───── TRECHO DO DOCUMENTO ─────
5a- Igreja antinomista ou anti naturalmente ascética.

A Ecclesia Spiritualis da Gnose considerando que toda a lei foi imposta pelo Demiurgo mau, recusa a obediência aos mandamentos. Os dez mandamentos seriam regrazinhas sem importância. Ensina-se, como fez Lutero, e como faz Frei Betto em seu Catecismo Popular, diretamente o antinomismo, que Cristo condenou no Sermão da Montanha: "Não julgueis que eu vim abolir a lei ou os profetas; não os vim destruir, mas sim para os cumprir (...) Aquele, pois, que violar um destes mandamentos mais pequenos, e ensinar assim aos homens, será considerado o menor no Reino de Deus"(Mt. V, 17 e 19).

Olavo faz o mesmo, na sua já citada aula: Crítica e Conselhos à Igreja Católica (Bloco 8), debocha das regrazinhas morais, e desvaloriza especialmente o nono mandamento.

Ou então se prega um ascetismo anti natural, que leva os sectários ao desespero moral, e, por reação, de novo, ao antinomismo. É o que faziam os gnósticos Irmãos do Livre Espírito, por exemplo.
───── MATERIAL FORNECIDO ─────
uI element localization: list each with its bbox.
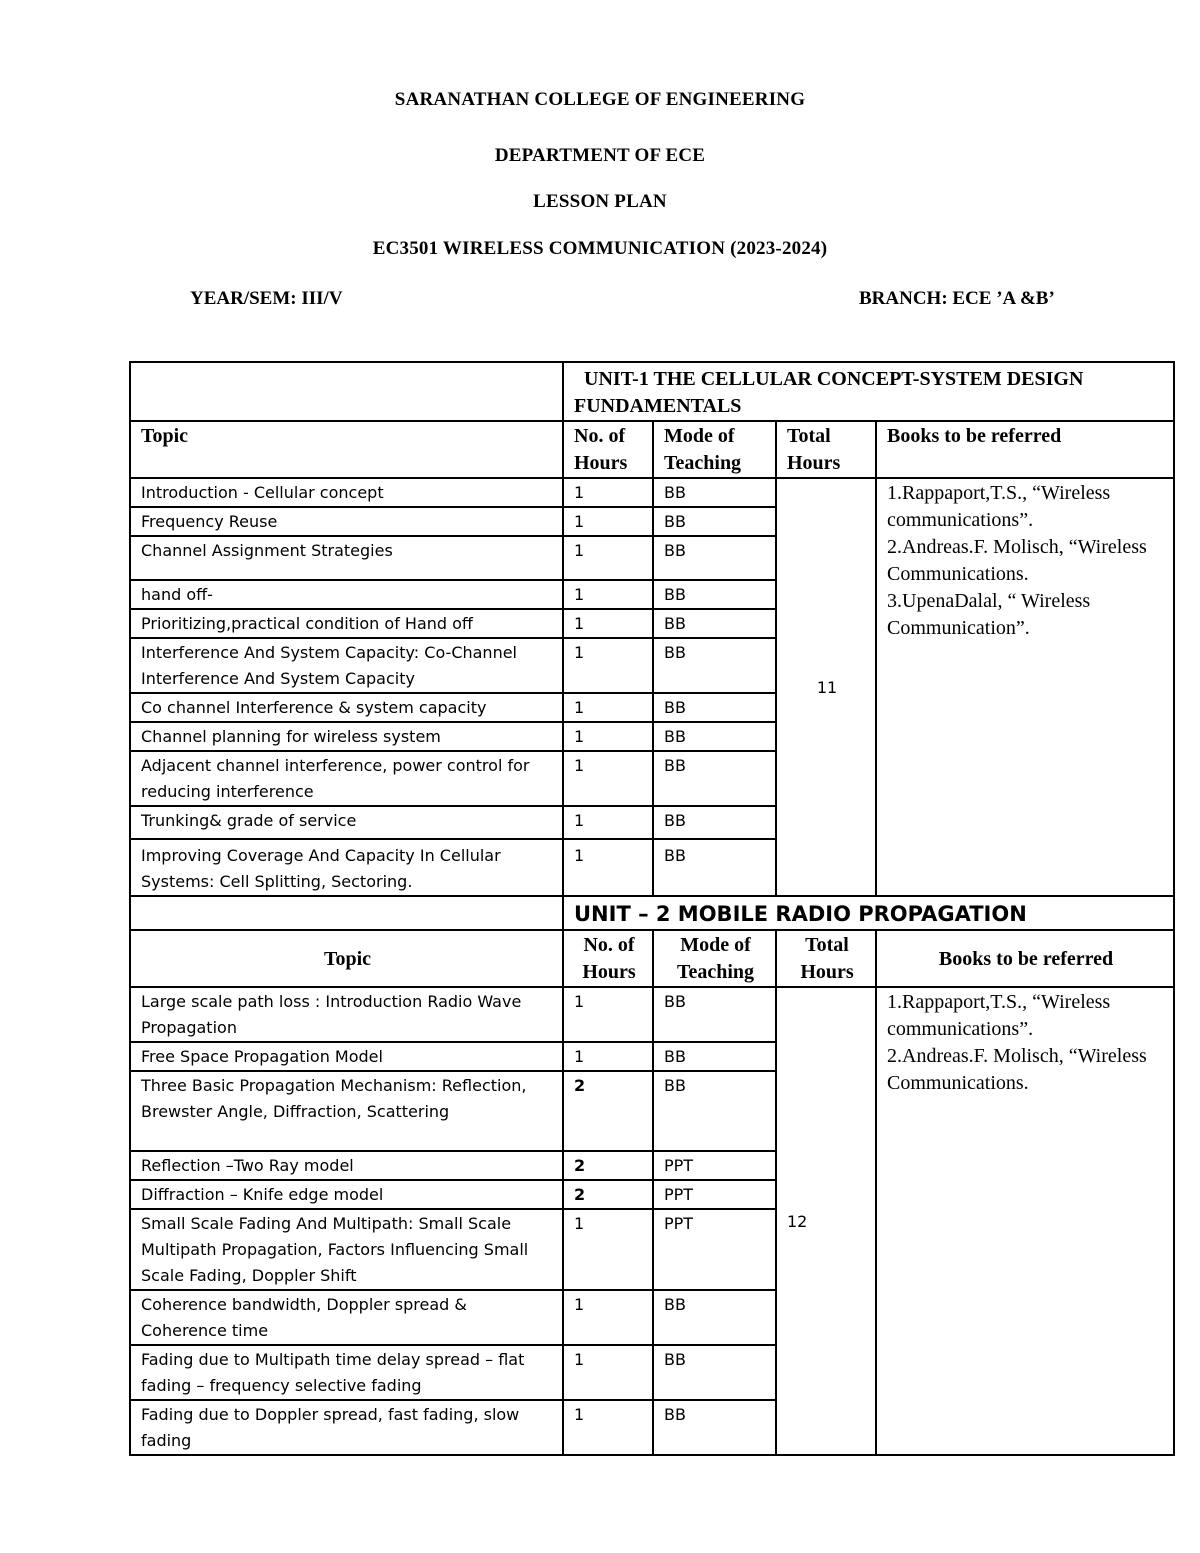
─────
§ **TAREFA**:
Responda às perguntas abaixo com base no trecho sobre a Igreja antinomista.
1. Segundo a Ecclesia Spiritualis da Gnose, quem impôs toda a lei?
2. Qual mandamento Olavo desvaloriza especialmente?
3. Que grupo gnóstico é citado como exemplo de quem pregava um ascetismo antinatural?

§ **RESOLUÇÃO DO EXERCÍCIO**:
1. Toda a lei foi imposta pelo Demiurgo mau.
2. Olavo desvaloriza especialmente o nono mandamento.
3. O grupo citado é o dos Irmãos do Livre Espírito.